Your task is to give the number of lines in the listing that include "JSON", and nothing else.

◆ **Entries**:
^^^^
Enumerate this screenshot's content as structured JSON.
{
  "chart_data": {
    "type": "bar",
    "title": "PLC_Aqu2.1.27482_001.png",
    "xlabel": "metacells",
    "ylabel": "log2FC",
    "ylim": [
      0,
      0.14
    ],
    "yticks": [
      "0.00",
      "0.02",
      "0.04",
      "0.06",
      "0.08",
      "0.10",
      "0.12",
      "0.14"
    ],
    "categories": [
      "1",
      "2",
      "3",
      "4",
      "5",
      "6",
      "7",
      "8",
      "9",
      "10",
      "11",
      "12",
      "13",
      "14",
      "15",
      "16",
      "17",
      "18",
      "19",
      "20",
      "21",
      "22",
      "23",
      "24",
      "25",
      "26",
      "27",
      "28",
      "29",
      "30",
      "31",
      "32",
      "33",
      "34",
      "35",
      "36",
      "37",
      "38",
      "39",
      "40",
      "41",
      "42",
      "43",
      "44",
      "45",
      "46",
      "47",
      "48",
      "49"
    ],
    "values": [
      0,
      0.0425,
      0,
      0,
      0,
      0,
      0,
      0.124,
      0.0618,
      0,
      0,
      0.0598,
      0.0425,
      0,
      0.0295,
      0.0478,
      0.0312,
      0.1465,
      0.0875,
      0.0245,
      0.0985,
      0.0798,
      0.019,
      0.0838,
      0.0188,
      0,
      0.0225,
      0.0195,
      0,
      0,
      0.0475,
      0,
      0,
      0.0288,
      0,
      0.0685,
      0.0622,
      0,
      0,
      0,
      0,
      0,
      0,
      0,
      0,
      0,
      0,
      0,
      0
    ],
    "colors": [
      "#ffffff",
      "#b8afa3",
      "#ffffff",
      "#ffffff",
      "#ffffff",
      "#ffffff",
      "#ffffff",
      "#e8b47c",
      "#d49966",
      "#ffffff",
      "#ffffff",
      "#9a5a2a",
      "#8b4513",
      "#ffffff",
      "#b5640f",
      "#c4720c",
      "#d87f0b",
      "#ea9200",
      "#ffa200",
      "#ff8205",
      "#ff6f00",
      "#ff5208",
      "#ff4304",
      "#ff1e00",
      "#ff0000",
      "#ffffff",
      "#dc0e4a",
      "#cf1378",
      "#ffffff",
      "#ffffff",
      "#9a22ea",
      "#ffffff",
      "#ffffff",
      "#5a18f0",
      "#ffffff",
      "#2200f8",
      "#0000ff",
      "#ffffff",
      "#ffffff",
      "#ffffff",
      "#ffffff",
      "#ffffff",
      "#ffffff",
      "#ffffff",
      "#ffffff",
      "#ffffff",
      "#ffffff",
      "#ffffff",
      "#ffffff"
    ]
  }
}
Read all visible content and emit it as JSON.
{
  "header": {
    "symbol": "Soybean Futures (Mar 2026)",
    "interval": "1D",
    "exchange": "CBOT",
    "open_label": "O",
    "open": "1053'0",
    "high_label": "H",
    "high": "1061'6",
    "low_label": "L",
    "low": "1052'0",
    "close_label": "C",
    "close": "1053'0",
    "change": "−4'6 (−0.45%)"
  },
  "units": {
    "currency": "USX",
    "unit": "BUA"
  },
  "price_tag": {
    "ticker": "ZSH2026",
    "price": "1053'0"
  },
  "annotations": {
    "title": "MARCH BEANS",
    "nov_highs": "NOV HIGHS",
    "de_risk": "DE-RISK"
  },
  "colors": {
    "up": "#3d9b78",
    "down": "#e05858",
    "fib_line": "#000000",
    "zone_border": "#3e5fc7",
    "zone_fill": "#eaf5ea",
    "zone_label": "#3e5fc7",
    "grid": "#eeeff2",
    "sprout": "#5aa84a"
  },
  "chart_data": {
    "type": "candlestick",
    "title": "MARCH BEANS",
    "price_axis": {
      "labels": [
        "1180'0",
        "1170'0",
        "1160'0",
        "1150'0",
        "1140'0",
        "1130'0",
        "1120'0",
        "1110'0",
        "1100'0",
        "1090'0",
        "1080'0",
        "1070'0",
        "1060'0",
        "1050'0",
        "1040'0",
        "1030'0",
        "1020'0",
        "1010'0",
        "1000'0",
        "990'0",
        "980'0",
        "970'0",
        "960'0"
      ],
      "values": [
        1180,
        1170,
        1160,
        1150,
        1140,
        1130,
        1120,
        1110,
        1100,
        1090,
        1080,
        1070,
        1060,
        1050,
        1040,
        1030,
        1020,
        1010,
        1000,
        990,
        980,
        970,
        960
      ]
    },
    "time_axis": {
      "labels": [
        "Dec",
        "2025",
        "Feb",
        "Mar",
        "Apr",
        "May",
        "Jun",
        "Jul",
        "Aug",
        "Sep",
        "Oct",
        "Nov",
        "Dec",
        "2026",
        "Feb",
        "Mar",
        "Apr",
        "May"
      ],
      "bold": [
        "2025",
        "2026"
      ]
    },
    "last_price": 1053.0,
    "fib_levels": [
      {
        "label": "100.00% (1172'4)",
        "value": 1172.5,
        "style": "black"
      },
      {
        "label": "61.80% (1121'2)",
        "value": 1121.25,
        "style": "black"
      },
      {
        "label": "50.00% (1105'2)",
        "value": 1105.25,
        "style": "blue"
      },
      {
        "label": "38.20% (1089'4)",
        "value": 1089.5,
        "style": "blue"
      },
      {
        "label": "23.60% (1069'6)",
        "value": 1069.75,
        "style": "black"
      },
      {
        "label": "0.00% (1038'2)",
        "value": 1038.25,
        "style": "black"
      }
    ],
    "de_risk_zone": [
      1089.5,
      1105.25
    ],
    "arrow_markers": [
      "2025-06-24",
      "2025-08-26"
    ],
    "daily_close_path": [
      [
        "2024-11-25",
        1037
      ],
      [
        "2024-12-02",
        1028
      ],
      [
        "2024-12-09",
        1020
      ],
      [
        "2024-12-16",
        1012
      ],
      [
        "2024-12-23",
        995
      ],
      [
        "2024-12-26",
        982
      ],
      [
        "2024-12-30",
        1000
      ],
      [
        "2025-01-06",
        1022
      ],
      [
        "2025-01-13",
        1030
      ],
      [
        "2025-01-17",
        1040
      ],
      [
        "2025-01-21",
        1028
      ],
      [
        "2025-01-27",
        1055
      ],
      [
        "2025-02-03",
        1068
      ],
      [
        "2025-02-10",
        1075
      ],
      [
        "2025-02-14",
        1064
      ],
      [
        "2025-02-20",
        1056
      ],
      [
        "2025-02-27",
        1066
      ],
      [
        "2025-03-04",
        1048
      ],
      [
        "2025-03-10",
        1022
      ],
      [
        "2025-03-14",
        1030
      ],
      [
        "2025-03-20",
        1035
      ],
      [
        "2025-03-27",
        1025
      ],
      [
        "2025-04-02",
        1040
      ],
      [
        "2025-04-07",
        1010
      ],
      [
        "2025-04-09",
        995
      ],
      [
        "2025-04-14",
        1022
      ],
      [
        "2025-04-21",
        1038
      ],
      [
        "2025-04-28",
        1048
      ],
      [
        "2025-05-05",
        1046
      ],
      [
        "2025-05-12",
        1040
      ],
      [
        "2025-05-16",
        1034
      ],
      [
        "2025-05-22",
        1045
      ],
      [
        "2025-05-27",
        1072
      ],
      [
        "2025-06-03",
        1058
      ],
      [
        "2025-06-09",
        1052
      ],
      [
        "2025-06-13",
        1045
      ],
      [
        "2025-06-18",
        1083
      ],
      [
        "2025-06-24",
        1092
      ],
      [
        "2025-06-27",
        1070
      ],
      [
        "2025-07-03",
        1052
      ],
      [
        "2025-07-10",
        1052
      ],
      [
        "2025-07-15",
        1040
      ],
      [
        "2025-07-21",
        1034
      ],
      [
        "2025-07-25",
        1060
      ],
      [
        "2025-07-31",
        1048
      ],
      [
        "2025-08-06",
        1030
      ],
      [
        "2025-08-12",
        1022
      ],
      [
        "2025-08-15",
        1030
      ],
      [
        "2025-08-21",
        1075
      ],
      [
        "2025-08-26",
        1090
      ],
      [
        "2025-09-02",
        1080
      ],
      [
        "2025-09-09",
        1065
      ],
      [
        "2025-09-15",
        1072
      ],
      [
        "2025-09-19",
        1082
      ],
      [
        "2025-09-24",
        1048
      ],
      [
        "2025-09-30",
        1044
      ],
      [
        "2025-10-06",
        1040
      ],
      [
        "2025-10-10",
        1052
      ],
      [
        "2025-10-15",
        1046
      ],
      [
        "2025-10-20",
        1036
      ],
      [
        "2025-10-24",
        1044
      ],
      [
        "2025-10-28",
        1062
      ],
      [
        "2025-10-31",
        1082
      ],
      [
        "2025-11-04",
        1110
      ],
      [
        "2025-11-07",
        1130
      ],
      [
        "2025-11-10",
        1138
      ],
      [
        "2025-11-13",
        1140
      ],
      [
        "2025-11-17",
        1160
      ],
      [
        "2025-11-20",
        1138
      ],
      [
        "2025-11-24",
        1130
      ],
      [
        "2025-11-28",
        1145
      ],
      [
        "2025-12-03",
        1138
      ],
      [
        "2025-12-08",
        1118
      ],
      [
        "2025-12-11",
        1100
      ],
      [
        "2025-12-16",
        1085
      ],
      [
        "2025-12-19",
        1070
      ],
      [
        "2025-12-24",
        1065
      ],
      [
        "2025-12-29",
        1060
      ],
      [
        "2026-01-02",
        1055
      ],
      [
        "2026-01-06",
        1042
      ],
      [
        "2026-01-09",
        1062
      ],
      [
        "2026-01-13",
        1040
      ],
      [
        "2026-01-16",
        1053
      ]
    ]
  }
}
^^^^
◆ **Exercise answer**:
2